PROBLEM TO SOLVE: Pull out every line below that holds the word "Characteristics".

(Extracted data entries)
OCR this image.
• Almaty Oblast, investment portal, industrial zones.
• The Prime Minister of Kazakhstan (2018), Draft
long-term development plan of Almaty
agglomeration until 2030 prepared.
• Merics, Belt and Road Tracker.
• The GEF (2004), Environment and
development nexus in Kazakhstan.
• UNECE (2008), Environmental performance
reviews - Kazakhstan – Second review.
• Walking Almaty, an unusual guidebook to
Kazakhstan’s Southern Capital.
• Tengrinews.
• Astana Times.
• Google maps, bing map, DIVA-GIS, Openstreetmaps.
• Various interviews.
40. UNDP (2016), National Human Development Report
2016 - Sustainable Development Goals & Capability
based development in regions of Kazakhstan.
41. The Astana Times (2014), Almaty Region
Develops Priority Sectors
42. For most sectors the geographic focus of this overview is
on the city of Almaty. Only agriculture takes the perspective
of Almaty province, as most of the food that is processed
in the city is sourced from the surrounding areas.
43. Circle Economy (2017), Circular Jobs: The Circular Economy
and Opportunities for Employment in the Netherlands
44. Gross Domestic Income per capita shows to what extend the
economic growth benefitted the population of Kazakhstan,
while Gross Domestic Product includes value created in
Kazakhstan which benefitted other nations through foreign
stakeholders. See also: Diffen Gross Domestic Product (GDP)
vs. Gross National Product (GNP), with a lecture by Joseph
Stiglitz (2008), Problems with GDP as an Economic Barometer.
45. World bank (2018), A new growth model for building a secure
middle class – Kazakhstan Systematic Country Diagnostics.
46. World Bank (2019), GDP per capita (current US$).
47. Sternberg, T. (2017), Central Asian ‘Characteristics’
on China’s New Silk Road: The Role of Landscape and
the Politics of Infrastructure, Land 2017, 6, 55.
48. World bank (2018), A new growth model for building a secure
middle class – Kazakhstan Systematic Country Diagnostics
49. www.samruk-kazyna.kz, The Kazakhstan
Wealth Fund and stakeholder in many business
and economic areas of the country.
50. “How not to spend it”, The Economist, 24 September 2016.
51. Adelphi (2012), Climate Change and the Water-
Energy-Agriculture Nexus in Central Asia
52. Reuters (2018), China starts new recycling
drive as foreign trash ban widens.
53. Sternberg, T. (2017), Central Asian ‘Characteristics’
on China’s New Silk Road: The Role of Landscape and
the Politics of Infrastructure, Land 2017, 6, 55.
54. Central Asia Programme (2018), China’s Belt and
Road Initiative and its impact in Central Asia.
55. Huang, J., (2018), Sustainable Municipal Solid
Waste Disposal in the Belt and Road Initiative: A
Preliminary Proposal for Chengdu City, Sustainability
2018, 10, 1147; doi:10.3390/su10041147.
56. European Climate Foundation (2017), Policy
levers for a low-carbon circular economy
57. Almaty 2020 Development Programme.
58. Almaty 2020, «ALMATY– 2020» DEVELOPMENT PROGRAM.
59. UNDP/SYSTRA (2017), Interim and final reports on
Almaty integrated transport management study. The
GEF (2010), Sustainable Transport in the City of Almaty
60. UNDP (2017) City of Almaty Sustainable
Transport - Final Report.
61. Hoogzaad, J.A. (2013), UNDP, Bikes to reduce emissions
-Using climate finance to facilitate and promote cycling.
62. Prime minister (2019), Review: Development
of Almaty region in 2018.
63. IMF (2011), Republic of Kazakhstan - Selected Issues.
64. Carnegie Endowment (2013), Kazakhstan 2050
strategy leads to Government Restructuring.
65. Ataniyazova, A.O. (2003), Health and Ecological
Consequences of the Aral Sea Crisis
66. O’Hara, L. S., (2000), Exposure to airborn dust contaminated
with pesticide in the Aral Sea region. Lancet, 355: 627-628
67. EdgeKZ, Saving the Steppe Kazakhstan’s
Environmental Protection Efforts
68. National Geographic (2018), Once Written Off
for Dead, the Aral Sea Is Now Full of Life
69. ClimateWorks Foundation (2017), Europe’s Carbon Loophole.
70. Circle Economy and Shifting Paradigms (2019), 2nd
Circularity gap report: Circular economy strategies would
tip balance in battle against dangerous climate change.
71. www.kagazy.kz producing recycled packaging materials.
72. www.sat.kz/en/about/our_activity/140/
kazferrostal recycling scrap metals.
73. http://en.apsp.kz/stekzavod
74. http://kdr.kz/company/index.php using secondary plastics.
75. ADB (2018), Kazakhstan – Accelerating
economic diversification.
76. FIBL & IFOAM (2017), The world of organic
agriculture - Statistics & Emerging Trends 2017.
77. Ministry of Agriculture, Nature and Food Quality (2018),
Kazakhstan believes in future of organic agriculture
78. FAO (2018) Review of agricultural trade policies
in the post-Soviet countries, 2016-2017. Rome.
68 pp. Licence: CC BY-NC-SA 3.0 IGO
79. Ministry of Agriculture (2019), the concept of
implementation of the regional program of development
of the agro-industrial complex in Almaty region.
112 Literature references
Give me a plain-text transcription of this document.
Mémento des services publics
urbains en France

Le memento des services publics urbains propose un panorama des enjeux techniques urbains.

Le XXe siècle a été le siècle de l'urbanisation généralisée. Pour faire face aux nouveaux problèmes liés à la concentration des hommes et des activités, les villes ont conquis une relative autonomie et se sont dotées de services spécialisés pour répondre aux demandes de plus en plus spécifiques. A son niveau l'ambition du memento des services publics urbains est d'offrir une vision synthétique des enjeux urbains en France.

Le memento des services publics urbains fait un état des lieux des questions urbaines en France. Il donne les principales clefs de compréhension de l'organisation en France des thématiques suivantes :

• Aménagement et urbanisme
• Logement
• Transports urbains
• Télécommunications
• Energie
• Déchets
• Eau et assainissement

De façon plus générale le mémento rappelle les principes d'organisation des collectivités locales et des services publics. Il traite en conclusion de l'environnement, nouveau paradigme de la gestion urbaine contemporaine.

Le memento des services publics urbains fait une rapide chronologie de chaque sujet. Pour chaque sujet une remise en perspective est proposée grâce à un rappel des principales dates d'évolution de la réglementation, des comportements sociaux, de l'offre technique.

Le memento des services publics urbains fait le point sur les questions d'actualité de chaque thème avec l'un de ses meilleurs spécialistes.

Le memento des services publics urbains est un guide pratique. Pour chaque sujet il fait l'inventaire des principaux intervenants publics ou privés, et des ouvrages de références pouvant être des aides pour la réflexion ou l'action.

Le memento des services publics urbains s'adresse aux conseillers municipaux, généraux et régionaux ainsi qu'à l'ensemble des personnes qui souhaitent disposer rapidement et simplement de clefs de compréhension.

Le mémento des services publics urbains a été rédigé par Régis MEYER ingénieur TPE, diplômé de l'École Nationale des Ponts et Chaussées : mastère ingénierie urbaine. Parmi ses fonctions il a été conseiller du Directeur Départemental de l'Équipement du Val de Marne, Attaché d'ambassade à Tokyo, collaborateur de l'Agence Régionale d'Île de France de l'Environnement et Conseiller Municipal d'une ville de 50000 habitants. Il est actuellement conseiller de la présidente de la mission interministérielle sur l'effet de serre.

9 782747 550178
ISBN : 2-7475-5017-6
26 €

RESULT:
47. Sternberg, T. (2017), Central Asian ‘Characteristics’
53. Sternberg, T. (2017), Central Asian ‘Characteristics’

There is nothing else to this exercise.